⟨

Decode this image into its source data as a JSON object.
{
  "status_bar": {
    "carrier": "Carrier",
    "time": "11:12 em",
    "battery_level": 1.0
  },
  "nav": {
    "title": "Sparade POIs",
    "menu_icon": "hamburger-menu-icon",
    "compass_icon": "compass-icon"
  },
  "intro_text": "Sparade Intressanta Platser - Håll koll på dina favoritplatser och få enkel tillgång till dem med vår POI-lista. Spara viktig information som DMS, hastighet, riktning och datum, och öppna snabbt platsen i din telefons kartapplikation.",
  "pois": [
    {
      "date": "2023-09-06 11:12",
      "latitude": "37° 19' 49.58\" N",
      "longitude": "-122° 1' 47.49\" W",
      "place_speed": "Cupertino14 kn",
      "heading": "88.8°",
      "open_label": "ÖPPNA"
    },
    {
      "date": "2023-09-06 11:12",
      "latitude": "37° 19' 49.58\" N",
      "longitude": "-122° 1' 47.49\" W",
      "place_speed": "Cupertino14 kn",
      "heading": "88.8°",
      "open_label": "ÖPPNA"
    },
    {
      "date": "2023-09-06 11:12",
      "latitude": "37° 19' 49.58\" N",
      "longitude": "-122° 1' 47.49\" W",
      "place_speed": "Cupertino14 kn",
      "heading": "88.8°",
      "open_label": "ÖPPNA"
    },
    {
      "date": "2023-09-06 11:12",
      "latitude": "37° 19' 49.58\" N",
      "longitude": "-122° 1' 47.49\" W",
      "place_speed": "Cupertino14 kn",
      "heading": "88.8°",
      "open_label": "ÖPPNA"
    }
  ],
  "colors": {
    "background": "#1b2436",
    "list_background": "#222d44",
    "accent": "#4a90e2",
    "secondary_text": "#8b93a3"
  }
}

⟩

• THE TASK:
Take the entries and copy them out exactly.

• REPLY:
Decode this image into its source data as a JSON object.
{
  "status_bar": {
    "carrier": "Carrier",
    "time": "11:12 em",
    "battery_level": 1.0
  },
  "nav": {
    "title": "Sparade POIs",
    "menu_icon": "hamburger-menu-icon",
    "compass_icon": "compass-icon"
  },
  "intro_text": "Sparade Intressanta Platser - Håll koll på dina favoritplatser och få enkel tillgång till dem med vår POI-lista. Spara viktig information som DMS, hastighet, riktning och datum, och öppna snabbt platsen i din telefons kartapplikation.",
  "pois": [
    {
      "date": "2023-09-06 11:12",
      "latitude": "37° 19' 49.58\" N",
      "longitude": "-122° 1' 47.49\" W",
      "place_speed": "Cupertino14 kn",
      "heading": "88.8°",
      "open_label": "ÖPPNA"
    },
    {
      "date": "2023-09-06 11:12",
      "latitude": "37° 19' 49.58\" N",
      "longitude": "-122° 1' 47.49\" W",
      "place_speed": "Cupertino14 kn",
      "heading": "88.8°",
      "open_label": "ÖPPNA"
    },
    {
      "date": "2023-09-06 11:12",
      "latitude": "37° 19' 49.58\" N",
      "longitude": "-122° 1' 47.49\" W",
      "place_speed": "Cupertino14 kn",
      "heading": "88.8°",
      "open_label": "ÖPPNA"
    },
    {
      "date": "2023-09-06 11:12",
      "latitude": "37° 19' 49.58\" N",
      "longitude": "-122° 1' 47.49\" W",
      "place_speed": "Cupertino14 kn",
      "heading": "88.8°",
      "open_label": "ÖPPNA"
    }
  ],
  "colors": {
    "background": "#1b2436",
    "list_background": "#222d44",
    "accent": "#4a90e2",
    "secondary_text": "#8b93a3"
  }
}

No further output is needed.